Material for this task:
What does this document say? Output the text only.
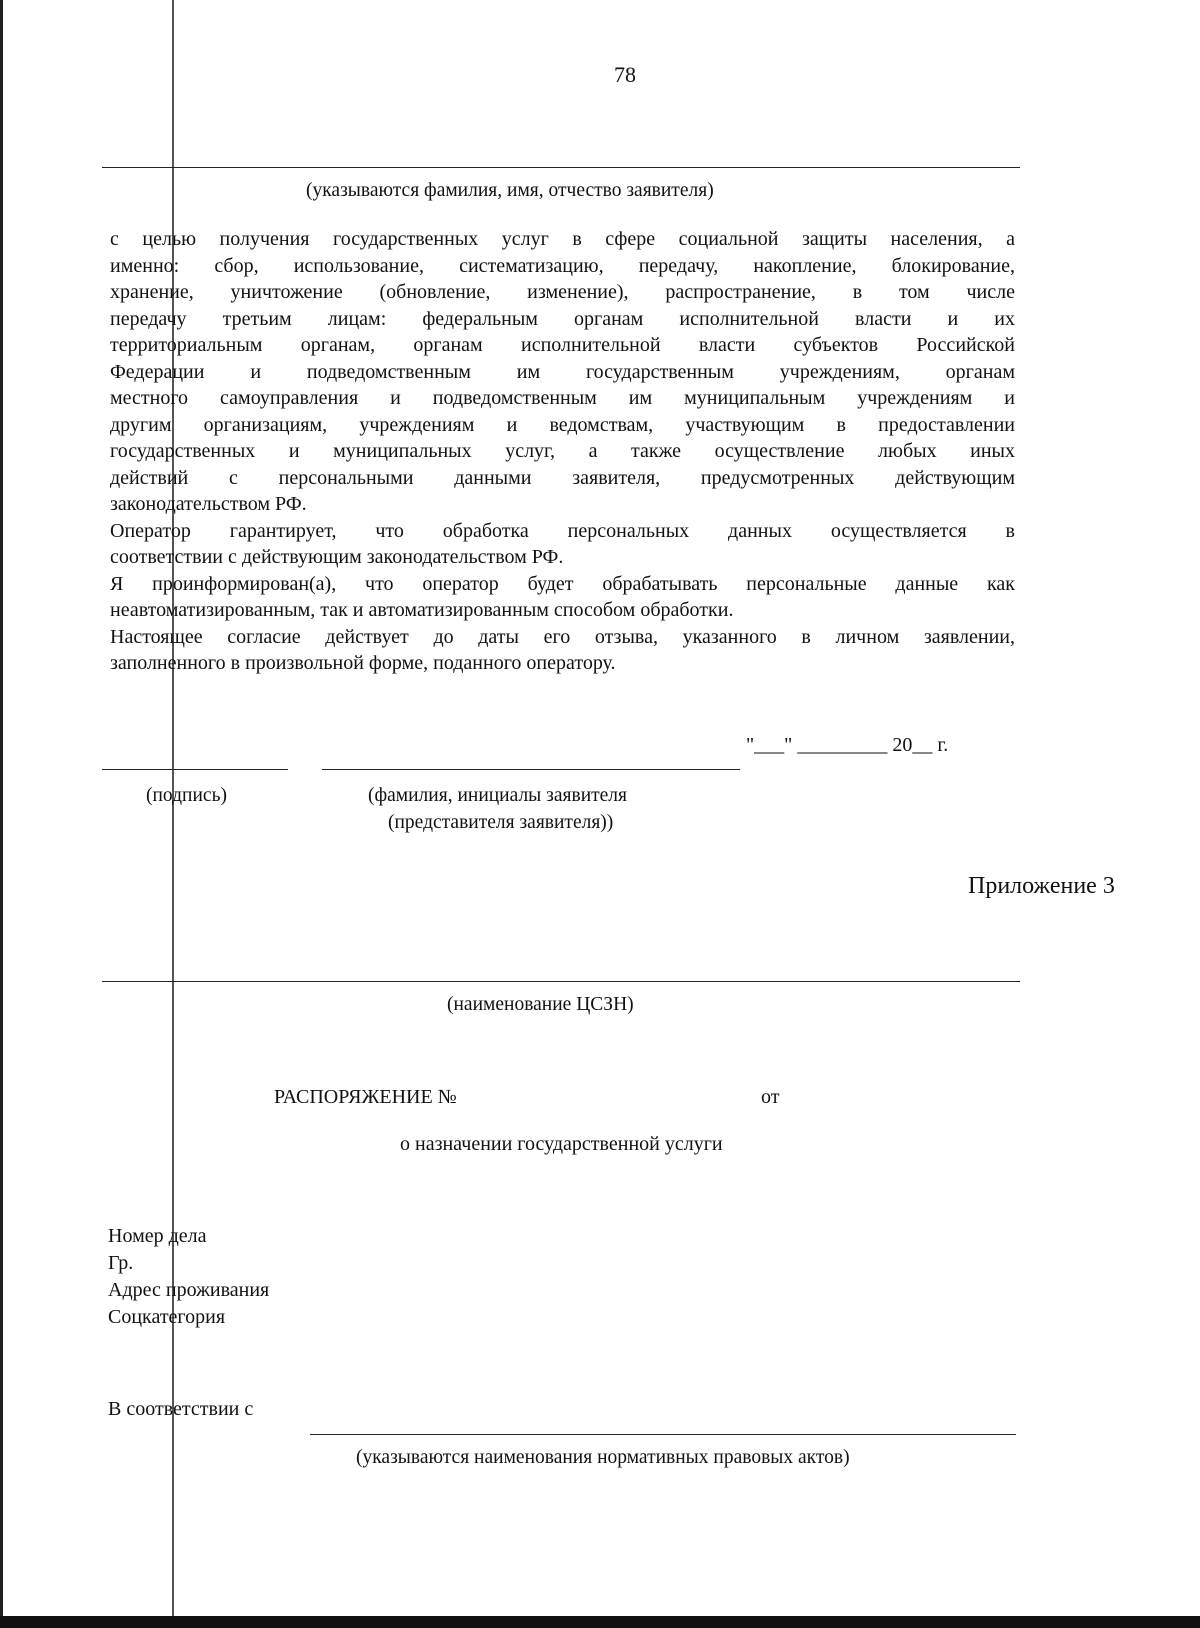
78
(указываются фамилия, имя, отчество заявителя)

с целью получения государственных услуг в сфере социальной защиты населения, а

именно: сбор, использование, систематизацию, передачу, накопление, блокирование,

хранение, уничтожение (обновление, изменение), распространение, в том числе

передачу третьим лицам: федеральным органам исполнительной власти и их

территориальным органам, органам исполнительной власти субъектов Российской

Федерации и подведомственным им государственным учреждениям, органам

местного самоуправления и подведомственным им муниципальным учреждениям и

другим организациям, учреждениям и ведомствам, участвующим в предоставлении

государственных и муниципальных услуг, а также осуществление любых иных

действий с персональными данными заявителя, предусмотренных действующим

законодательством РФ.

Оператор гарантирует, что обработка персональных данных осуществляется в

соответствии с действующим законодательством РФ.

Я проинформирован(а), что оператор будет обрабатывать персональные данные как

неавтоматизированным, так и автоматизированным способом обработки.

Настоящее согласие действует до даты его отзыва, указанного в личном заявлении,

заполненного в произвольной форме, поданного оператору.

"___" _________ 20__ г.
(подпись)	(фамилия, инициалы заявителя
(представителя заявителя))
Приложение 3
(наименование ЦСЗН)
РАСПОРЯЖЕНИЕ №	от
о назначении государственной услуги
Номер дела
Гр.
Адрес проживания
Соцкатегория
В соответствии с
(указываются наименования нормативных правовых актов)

==

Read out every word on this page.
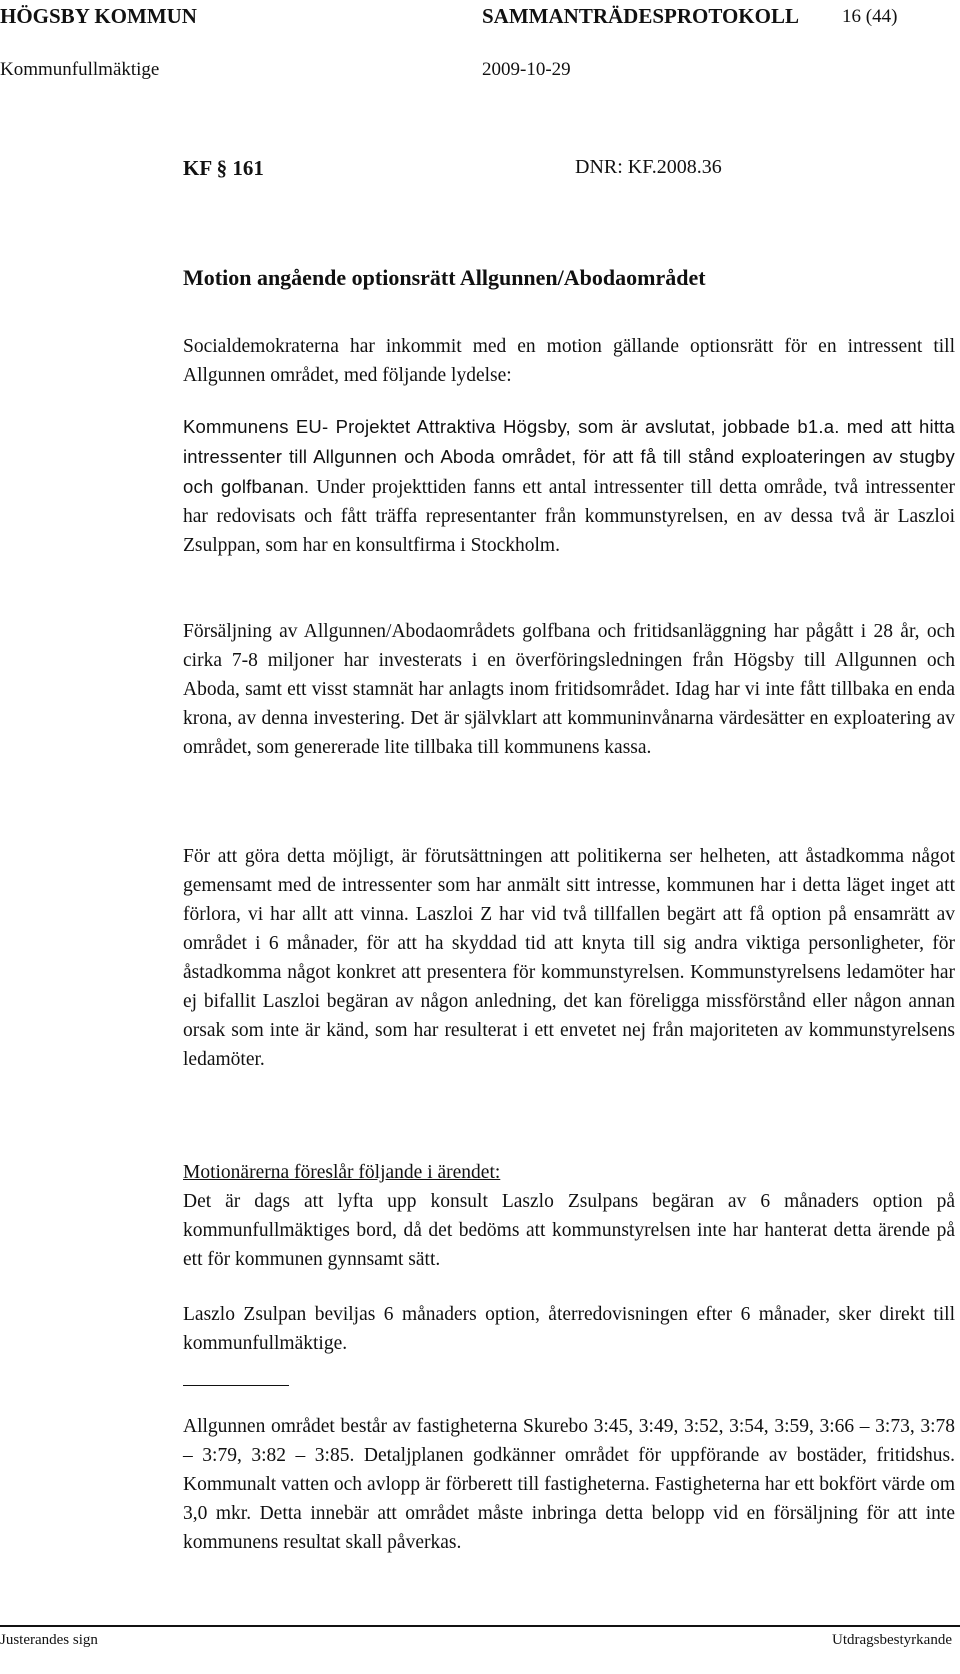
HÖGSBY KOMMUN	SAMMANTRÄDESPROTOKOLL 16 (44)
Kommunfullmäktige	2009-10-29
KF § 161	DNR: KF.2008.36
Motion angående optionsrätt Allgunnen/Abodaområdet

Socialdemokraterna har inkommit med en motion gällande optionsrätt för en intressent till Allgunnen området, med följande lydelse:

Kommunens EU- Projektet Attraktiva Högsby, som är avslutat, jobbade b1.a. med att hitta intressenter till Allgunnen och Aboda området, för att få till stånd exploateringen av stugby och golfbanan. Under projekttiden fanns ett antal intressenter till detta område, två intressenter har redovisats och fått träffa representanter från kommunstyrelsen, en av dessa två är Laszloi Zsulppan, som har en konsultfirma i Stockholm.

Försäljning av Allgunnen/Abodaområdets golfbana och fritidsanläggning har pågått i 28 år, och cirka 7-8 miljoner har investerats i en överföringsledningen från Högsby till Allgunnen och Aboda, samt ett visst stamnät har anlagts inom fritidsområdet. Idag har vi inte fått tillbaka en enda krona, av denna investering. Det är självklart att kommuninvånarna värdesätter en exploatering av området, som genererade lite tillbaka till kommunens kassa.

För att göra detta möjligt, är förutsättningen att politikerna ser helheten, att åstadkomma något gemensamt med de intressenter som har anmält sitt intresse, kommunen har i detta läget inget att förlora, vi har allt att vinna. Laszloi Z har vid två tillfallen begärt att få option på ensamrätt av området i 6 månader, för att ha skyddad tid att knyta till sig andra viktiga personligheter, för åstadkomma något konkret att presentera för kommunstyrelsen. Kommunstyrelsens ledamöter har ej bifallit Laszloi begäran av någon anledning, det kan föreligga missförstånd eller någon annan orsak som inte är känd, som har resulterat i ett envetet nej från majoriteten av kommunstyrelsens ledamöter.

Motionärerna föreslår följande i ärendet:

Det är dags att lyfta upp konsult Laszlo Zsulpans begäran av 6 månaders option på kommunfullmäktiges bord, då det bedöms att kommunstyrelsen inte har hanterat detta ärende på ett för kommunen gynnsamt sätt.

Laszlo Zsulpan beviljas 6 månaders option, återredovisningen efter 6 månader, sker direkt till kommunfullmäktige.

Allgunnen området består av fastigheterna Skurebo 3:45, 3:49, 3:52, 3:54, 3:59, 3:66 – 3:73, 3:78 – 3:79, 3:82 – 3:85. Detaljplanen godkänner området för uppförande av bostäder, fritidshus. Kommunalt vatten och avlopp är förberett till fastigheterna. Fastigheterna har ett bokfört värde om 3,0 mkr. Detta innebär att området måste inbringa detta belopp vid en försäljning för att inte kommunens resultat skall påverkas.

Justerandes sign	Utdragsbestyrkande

Stated exercise: For each line of the entries that includes "действующим", show that line.

Solution to this task:
действий с персональными данными заявителя, предусмотренных действующим
соответствии с действующим законодательством РФ.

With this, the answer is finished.